* **RECORDS SUPPLIED**:
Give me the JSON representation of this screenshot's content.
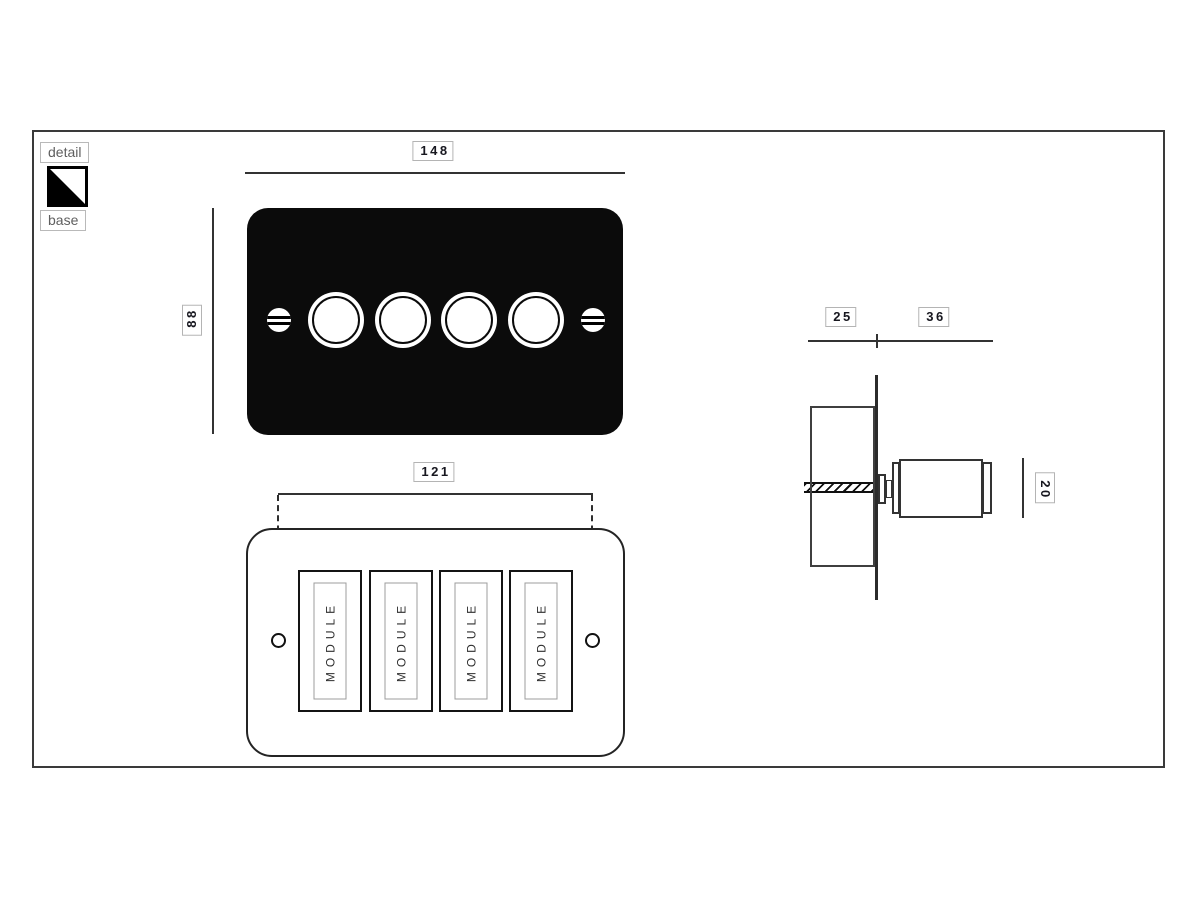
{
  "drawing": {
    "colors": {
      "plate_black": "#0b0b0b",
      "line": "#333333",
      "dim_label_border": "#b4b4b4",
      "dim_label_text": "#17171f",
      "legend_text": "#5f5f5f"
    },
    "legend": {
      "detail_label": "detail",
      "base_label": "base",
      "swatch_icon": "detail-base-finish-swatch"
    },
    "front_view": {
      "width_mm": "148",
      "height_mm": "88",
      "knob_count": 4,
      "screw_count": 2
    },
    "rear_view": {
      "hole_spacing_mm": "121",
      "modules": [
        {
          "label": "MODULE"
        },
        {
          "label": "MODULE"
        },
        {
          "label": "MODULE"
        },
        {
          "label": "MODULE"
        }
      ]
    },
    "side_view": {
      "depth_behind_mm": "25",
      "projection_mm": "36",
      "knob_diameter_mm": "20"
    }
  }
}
* * *
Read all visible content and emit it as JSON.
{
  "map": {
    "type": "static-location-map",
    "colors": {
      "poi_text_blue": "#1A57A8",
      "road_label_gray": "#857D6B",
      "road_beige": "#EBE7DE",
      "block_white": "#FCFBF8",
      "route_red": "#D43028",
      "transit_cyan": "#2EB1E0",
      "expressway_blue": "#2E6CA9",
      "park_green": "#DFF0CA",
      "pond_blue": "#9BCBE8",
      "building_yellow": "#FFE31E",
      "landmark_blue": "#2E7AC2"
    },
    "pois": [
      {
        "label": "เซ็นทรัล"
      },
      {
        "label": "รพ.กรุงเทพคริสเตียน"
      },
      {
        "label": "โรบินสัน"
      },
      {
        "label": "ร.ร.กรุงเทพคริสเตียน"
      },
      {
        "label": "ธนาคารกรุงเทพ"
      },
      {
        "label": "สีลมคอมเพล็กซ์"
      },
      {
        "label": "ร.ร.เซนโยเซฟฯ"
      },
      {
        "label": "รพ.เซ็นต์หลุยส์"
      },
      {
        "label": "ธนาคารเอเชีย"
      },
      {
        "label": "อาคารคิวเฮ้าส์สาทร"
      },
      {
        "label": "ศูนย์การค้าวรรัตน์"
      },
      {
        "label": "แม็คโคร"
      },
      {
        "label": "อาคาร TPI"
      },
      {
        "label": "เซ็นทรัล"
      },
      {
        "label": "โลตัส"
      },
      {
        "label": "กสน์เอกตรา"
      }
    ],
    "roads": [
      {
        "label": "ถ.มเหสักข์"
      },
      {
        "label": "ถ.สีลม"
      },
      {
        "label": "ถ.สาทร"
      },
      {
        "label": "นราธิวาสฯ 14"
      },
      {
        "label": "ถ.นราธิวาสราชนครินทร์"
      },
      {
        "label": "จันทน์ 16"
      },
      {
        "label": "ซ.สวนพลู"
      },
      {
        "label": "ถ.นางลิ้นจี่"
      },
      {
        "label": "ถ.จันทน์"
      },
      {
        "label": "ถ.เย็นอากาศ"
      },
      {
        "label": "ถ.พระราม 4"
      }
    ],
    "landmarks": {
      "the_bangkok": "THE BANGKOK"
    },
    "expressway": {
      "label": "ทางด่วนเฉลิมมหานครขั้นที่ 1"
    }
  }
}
==
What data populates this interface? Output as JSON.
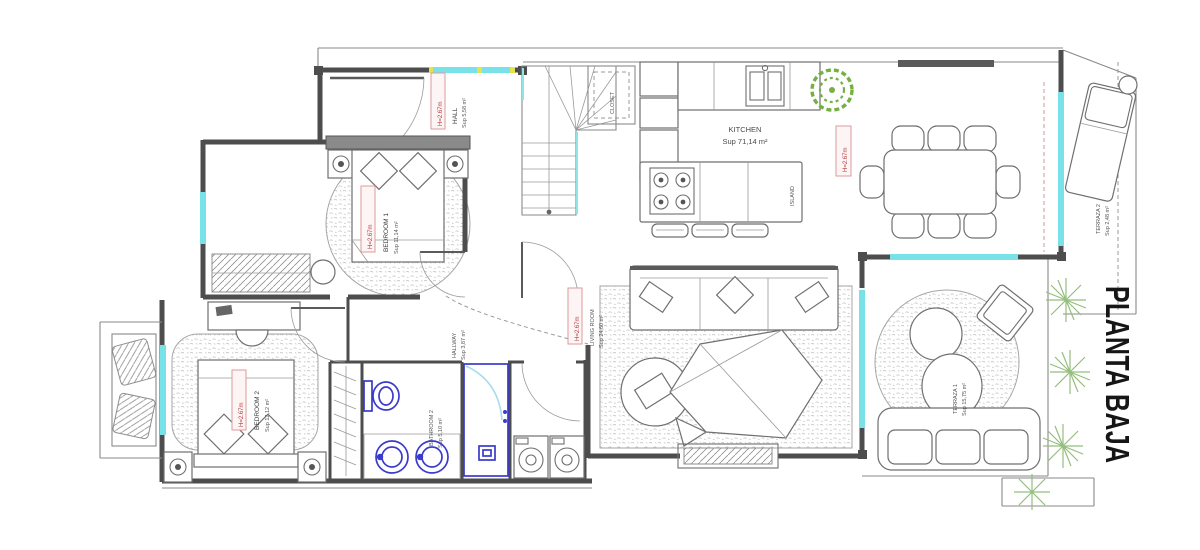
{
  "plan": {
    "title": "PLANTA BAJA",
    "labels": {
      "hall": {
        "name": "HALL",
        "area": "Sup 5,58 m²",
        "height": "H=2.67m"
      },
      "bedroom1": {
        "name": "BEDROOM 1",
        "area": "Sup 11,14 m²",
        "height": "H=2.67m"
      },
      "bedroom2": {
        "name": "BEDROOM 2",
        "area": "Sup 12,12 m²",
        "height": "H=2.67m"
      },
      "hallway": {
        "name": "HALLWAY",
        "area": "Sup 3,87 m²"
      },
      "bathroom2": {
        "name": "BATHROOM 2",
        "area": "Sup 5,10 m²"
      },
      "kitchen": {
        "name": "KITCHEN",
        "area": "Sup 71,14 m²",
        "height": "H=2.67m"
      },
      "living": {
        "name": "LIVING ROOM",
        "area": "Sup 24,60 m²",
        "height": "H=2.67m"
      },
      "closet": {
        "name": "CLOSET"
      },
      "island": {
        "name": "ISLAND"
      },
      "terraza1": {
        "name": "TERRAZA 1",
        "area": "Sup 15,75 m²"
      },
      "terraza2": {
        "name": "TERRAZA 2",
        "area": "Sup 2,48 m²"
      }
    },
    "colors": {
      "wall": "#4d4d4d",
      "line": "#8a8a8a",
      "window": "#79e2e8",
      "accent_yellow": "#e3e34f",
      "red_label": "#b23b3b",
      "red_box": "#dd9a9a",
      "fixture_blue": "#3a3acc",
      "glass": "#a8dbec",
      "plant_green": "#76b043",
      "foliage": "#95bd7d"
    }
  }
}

* **WHAT YOU SHOULD DO**: Gather each line of the listing that holds the string "JSON".

* **COMPLETE OUTPUT**:
Give me the JSON representation of this screenshot's content.
Read all visible content and emit it as JSON.
What data populates this interface? Output as JSON.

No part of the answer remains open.